Excerpts from a figure dataset:
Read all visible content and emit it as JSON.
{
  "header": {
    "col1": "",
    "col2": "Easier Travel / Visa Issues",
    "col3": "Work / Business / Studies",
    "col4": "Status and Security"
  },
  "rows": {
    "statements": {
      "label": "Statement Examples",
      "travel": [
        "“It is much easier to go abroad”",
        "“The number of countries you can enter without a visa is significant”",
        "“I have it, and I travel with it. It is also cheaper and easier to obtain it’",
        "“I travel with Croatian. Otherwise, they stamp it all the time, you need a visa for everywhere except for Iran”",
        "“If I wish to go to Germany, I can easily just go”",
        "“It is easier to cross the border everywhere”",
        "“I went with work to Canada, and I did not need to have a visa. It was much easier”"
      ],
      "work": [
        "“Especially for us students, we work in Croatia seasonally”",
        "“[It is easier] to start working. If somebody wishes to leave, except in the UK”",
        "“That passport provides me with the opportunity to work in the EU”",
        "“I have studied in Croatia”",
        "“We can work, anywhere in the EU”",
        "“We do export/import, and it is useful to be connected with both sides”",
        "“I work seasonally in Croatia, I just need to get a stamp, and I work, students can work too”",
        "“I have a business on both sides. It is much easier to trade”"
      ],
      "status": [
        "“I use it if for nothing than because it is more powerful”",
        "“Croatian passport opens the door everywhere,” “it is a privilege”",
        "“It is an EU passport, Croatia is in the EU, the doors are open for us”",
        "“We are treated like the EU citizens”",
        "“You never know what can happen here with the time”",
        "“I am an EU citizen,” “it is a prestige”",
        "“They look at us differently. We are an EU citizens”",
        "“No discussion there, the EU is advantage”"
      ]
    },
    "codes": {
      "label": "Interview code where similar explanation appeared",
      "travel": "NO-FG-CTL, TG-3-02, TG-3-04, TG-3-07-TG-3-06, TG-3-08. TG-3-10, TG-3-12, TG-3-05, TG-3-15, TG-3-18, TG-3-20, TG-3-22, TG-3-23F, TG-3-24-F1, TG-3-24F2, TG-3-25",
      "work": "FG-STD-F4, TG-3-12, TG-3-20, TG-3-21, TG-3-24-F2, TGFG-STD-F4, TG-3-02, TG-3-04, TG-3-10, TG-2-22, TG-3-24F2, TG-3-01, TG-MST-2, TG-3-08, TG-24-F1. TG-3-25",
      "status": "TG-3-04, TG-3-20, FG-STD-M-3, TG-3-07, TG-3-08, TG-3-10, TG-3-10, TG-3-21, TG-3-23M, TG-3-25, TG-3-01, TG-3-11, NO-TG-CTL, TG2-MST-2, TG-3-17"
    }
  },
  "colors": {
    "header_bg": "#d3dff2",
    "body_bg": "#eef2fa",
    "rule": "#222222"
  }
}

EXERCISE AIM: Go over the records above and tally the lines with the word "much" in them. Give the number alone.

EXERCISE SOLUTION: 3